**Directive:**
Scan the data below and pick out the lines containing the word "screenshot".

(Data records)

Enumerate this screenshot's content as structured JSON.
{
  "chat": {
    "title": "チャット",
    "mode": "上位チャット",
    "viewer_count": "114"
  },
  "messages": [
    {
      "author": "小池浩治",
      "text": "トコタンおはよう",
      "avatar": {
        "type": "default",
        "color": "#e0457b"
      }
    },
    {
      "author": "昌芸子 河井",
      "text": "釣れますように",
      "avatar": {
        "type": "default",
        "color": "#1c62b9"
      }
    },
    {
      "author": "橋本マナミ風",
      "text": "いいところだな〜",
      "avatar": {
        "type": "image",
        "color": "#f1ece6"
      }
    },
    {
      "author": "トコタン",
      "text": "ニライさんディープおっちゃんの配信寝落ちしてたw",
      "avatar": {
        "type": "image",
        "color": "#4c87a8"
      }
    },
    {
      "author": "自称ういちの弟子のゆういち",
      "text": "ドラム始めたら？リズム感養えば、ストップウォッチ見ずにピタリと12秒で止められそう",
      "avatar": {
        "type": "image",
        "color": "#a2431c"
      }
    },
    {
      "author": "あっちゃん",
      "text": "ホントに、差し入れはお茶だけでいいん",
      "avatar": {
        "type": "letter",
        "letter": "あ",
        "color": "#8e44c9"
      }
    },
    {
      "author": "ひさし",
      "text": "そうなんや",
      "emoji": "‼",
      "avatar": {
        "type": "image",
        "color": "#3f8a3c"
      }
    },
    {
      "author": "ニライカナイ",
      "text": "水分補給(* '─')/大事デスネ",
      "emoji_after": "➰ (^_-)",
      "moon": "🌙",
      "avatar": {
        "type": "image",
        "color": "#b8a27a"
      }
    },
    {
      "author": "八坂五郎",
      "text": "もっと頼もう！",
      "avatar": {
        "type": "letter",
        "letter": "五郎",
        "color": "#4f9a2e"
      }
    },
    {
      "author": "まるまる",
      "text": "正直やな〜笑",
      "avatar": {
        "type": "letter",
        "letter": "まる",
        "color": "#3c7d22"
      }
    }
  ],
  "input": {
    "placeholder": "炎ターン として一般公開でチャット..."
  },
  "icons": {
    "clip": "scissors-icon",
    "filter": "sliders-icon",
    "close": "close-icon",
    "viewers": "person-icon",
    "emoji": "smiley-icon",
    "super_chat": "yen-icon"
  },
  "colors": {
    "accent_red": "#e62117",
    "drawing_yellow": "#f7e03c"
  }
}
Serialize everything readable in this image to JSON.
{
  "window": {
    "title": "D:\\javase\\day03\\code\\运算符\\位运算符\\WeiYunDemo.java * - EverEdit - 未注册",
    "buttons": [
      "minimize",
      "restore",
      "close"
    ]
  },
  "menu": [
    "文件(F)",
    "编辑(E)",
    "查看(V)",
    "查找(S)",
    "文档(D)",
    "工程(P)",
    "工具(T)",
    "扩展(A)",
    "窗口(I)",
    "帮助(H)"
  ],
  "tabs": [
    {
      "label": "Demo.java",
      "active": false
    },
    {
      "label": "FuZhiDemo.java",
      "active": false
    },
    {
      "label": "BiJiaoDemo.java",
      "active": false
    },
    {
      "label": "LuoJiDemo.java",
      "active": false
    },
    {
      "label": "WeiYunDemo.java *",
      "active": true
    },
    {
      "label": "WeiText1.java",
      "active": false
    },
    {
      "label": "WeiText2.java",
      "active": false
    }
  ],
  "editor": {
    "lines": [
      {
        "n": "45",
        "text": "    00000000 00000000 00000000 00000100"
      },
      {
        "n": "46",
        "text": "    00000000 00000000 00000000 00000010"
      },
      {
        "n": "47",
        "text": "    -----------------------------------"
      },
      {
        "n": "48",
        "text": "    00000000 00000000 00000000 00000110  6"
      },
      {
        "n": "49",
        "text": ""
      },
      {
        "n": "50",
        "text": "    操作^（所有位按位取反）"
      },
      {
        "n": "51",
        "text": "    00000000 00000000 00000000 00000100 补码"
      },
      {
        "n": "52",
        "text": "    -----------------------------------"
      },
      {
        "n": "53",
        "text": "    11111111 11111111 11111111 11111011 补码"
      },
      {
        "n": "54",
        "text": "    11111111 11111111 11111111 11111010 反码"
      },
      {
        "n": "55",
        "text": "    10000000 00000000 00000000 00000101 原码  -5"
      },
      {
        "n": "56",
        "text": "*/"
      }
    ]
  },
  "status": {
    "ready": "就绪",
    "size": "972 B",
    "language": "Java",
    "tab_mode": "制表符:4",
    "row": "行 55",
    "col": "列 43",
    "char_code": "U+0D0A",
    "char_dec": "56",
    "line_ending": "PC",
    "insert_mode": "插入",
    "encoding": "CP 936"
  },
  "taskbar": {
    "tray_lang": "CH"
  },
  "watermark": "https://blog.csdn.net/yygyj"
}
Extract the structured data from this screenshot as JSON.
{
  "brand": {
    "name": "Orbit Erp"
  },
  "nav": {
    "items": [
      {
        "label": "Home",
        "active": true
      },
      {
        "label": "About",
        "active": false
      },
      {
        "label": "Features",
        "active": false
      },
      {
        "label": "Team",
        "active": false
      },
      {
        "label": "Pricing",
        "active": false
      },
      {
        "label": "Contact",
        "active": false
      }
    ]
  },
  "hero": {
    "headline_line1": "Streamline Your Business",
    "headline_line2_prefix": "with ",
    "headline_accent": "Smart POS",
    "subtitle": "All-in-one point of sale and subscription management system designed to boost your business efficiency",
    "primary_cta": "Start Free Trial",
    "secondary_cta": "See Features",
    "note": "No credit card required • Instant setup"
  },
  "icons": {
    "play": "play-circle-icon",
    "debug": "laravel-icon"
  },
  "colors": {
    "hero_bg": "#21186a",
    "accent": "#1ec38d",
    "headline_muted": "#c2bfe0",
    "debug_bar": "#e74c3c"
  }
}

**Worked solution:**
Enumerate this screenshot's content as structured JSON.
Extract the structured data from this screenshot as JSON.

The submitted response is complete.